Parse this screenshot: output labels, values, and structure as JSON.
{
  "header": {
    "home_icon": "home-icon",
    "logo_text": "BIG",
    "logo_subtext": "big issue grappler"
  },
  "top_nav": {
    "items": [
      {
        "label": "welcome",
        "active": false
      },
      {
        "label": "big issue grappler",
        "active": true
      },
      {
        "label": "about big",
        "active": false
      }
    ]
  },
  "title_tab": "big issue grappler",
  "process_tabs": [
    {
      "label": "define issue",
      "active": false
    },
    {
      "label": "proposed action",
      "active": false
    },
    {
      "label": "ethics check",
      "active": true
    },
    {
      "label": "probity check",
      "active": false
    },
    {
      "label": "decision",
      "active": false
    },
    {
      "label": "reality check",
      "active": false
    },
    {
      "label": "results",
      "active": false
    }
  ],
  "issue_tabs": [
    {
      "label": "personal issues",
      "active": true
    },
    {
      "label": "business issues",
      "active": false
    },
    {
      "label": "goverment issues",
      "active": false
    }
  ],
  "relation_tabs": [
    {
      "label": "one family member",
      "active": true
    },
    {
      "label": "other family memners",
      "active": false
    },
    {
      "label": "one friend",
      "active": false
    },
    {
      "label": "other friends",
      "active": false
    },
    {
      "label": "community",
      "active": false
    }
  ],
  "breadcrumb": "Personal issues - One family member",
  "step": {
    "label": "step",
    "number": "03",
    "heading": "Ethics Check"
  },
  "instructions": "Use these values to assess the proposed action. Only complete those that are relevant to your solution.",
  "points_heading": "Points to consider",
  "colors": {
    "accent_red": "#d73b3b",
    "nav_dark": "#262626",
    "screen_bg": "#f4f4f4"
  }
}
########################################
_EXERCISE INSTRUCTIONS:_
Write out all the records above again, exactly as they stand.

_EXERCISE ANSWER:_
Parse this screenshot: output labels, values, and structure as JSON.
{
  "header": {
    "home_icon": "home-icon",
    "logo_text": "BIG",
    "logo_subtext": "big issue grappler"
  },
  "top_nav": {
    "items": [
      {
        "label": "welcome",
        "active": false
      },
      {
        "label": "big issue grappler",
        "active": true
      },
      {
        "label": "about big",
        "active": false
      }
    ]
  },
  "title_tab": "big issue grappler",
  "process_tabs": [
    {
      "label": "define issue",
      "active": false
    },
    {
      "label": "proposed action",
      "active": false
    },
    {
      "label": "ethics check",
      "active": true
    },
    {
      "label": "probity check",
      "active": false
    },
    {
      "label": "decision",
      "active": false
    },
    {
      "label": "reality check",
      "active": false
    },
    {
      "label": "results",
      "active": false
    }
  ],
  "issue_tabs": [
    {
      "label": "personal issues",
      "active": true
    },
    {
      "label": "business issues",
      "active": false
    },
    {
      "label": "goverment issues",
      "active": false
    }
  ],
  "relation_tabs": [
    {
      "label": "one family member",
      "active": true
    },
    {
      "label": "other family memners",
      "active": false
    },
    {
      "label": "one friend",
      "active": false
    },
    {
      "label": "other friends",
      "active": false
    },
    {
      "label": "community",
      "active": false
    }
  ],
  "breadcrumb": "Personal issues - One family member",
  "step": {
    "label": "step",
    "number": "03",
    "heading": "Ethics Check"
  },
  "instructions": "Use these values to assess the proposed action. Only complete those that are relevant to your solution.",
  "points_heading": "Points to consider",
  "colors": {
    "accent_red": "#d73b3b",
    "nav_dark": "#262626",
    "screen_bg": "#f4f4f4"
  }
}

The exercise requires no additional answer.